= Problem requirements =
Give the listing below again in full, exactly as written.

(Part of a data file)
-----

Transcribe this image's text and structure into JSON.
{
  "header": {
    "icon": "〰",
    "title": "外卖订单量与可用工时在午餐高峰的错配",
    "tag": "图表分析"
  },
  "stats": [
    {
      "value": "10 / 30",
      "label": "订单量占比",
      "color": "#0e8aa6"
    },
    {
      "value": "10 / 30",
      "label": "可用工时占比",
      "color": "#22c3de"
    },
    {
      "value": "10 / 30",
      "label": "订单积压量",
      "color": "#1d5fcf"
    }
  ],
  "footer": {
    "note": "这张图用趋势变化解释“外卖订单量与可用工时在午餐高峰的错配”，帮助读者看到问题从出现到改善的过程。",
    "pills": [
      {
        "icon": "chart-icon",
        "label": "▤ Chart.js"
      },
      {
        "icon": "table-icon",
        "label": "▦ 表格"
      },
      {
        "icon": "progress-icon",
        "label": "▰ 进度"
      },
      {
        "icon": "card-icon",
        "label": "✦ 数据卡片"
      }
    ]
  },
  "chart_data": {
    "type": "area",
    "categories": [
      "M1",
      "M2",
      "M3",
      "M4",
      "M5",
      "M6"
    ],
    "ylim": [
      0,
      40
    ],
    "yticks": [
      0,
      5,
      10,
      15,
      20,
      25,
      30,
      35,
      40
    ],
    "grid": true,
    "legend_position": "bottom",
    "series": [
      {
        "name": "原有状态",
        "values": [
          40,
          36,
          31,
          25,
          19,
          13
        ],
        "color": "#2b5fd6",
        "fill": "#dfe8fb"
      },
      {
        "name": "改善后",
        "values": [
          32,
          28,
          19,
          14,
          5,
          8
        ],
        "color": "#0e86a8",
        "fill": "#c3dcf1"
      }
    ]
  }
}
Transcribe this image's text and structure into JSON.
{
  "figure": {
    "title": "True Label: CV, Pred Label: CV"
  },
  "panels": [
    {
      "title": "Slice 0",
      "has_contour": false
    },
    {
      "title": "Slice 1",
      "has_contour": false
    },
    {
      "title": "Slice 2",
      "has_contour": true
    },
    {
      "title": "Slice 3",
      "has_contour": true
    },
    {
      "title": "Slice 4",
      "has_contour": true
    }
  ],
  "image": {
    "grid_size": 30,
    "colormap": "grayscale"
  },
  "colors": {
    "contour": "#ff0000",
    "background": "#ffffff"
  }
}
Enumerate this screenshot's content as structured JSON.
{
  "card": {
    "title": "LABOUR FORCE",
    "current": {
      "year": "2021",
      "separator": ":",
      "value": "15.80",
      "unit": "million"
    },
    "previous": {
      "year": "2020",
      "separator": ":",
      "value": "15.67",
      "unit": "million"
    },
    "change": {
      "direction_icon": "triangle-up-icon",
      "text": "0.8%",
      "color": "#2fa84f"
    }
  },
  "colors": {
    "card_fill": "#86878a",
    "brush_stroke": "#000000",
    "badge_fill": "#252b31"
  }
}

-----

= Written response =
Transcribe this image's text and structure into JSON.
{
  "header": {
    "icon": "〰",
    "title": "外卖订单量与可用工时在午餐高峰的错配",
    "tag": "图表分析"
  },
  "stats": [
    {
      "value": "10 / 30",
      "label": "订单量占比",
      "color": "#0e8aa6"
    },
    {
      "value": "10 / 30",
      "label": "可用工时占比",
      "color": "#22c3de"
    },
    {
      "value": "10 / 30",
      "label": "订单积压量",
      "color": "#1d5fcf"
    }
  ],
  "footer": {
    "note": "这张图用趋势变化解释“外卖订单量与可用工时在午餐高峰的错配”，帮助读者看到问题从出现到改善的过程。",
    "pills": [
      {
        "icon": "chart-icon",
        "label": "▤ Chart.js"
      },
      {
        "icon": "table-icon",
        "label": "▦ 表格"
      },
      {
        "icon": "progress-icon",
        "label": "▰ 进度"
      },
      {
        "icon": "card-icon",
        "label": "✦ 数据卡片"
      }
    ]
  },
  "chart_data": {
    "type": "area",
    "categories": [
      "M1",
      "M2",
      "M3",
      "M4",
      "M5",
      "M6"
    ],
    "ylim": [
      0,
      40
    ],
    "yticks": [
      0,
      5,
      10,
      15,
      20,
      25,
      30,
      35,
      40
    ],
    "grid": true,
    "legend_position": "bottom",
    "series": [
      {
        "name": "原有状态",
        "values": [
          40,
          36,
          31,
          25,
          19,
          13
        ],
        "color": "#2b5fd6",
        "fill": "#dfe8fb"
      },
      {
        "name": "改善后",
        "values": [
          32,
          28,
          19,
          14,
          5,
          8
        ],
        "color": "#0e86a8",
        "fill": "#c3dcf1"
      }
    ]
  }
}
Transcribe this image's text and structure into JSON.
{
  "figure": {
    "title": "True Label: CV, Pred Label: CV"
  },
  "panels": [
    {
      "title": "Slice 0",
      "has_contour": false
    },
    {
      "title": "Slice 1",
      "has_contour": false
    },
    {
      "title": "Slice 2",
      "has_contour": true
    },
    {
      "title": "Slice 3",
      "has_contour": true
    },
    {
      "title": "Slice 4",
      "has_contour": true
    }
  ],
  "image": {
    "grid_size": 30,
    "colormap": "grayscale"
  },
  "colors": {
    "contour": "#ff0000",
    "background": "#ffffff"
  }
}
Enumerate this screenshot's content as structured JSON.
{
  "card": {
    "title": "LABOUR FORCE",
    "current": {
      "year": "2021",
      "separator": ":",
      "value": "15.80",
      "unit": "million"
    },
    "previous": {
      "year": "2020",
      "separator": ":",
      "value": "15.67",
      "unit": "million"
    },
    "change": {
      "direction_icon": "triangle-up-icon",
      "text": "0.8%",
      "color": "#2fa84f"
    }
  },
  "colors": {
    "card_fill": "#86878a",
    "brush_stroke": "#000000",
    "badge_fill": "#252b31"
  }
}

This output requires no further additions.